A block of data:
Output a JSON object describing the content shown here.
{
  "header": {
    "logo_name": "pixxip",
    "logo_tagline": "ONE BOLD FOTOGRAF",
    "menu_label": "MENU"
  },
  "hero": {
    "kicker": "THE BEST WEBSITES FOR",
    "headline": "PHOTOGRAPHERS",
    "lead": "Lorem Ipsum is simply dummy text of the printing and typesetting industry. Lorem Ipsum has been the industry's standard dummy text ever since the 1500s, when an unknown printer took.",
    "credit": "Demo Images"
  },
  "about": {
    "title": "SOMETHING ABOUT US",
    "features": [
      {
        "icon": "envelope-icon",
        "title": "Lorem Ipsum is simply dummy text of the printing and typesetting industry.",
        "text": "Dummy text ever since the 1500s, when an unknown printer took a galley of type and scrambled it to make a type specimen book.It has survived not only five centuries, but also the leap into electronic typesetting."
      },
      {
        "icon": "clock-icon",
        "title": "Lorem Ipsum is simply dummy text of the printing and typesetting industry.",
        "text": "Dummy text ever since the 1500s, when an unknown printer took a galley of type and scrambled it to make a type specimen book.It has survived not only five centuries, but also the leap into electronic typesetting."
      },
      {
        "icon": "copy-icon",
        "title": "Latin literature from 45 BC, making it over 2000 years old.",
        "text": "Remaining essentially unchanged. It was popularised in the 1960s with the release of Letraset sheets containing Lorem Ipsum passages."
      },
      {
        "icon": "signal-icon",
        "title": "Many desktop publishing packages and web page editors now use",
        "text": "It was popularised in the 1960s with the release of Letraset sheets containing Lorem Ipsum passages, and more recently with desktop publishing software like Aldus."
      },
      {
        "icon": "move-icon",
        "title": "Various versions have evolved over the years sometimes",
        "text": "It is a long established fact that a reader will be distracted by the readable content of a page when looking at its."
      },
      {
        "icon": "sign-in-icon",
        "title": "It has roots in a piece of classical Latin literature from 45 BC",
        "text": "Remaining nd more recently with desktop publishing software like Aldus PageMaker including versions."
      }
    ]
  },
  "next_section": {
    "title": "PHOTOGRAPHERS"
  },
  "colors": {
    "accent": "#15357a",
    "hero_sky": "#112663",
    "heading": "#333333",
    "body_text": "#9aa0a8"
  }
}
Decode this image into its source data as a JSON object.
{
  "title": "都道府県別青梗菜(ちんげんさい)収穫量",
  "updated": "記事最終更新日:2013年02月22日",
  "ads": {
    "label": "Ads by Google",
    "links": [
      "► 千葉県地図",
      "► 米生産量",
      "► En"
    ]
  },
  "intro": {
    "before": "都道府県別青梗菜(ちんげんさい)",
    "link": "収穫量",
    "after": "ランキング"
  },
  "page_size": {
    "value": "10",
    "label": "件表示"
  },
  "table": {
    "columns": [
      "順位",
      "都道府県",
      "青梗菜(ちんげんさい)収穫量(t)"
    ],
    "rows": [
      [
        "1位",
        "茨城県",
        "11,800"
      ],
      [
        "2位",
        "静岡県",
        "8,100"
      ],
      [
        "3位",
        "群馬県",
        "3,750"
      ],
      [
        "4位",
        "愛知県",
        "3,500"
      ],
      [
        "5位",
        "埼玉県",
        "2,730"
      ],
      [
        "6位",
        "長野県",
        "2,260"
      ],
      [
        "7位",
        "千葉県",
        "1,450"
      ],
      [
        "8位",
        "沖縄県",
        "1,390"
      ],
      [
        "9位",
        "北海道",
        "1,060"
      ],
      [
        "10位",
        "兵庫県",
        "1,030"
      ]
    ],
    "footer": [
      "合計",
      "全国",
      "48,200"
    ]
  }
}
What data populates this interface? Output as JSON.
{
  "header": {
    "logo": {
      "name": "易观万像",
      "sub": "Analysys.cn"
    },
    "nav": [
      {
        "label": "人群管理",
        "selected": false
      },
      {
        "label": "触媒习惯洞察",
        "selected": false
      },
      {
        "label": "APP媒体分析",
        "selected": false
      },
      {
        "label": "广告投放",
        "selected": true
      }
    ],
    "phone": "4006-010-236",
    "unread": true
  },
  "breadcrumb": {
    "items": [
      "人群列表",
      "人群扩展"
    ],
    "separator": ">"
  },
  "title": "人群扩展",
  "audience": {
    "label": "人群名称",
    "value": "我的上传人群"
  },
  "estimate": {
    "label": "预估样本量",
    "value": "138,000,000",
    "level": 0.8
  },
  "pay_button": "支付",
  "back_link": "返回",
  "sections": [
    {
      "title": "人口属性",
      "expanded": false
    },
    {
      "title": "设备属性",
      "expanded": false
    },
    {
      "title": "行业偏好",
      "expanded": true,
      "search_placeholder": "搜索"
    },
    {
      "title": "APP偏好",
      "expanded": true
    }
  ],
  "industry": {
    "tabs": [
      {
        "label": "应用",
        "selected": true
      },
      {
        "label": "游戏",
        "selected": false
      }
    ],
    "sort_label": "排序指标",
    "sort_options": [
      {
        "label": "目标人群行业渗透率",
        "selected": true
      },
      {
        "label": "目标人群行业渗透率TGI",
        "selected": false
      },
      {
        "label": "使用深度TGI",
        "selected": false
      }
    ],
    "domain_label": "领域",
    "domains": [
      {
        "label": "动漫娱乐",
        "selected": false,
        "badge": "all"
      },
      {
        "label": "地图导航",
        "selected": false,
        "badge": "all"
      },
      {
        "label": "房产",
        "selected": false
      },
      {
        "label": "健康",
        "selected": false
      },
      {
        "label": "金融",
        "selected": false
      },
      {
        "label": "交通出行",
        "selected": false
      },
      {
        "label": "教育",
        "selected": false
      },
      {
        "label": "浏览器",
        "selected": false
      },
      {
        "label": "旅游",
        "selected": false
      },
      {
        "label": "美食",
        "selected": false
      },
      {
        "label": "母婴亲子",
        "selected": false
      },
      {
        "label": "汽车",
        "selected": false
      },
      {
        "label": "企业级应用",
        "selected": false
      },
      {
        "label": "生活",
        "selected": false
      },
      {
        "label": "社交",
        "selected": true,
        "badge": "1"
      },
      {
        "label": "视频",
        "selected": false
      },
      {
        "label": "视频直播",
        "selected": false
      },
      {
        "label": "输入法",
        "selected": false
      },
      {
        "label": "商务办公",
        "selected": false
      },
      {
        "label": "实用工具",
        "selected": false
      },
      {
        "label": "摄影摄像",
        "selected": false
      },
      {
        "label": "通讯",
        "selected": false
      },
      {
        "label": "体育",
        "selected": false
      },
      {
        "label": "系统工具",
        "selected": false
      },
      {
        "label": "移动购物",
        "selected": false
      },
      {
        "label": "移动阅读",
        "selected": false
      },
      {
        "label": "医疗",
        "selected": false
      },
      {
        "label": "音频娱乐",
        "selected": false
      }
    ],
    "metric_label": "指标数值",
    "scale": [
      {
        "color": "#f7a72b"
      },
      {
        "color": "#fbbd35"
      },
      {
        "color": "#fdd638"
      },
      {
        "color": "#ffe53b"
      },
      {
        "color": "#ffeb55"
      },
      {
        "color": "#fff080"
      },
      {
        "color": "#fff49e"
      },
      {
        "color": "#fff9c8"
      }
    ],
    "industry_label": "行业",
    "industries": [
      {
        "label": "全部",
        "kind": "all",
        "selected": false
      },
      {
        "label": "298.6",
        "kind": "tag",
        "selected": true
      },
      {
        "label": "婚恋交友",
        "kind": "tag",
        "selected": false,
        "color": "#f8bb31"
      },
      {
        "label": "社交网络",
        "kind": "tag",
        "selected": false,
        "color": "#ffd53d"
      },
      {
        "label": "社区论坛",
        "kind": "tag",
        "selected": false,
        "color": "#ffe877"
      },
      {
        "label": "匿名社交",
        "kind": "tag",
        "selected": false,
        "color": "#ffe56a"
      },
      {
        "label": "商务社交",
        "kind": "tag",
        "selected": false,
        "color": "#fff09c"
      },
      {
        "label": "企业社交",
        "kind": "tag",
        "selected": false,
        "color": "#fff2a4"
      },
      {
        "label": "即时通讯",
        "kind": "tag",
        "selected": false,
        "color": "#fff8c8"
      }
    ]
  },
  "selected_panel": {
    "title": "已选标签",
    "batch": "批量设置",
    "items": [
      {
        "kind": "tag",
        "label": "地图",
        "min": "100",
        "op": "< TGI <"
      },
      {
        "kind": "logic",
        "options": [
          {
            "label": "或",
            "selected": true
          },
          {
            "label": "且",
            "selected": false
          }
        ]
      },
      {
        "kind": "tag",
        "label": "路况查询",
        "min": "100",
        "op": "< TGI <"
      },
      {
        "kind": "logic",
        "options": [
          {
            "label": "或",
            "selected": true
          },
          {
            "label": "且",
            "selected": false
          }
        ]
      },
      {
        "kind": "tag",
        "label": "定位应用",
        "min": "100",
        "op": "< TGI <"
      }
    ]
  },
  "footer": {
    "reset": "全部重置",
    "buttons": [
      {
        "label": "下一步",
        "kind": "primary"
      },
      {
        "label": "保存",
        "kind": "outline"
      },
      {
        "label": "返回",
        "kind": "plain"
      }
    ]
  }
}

▶ **Task goal**
From the entries above, copy every line where the word "versions" shows up.

▶ **Task response**
        "title": "Various versions have evolved over the years sometimes",
        "text": "Remaining nd more recently with desktop publishing software like Aldus PageMaker including versions."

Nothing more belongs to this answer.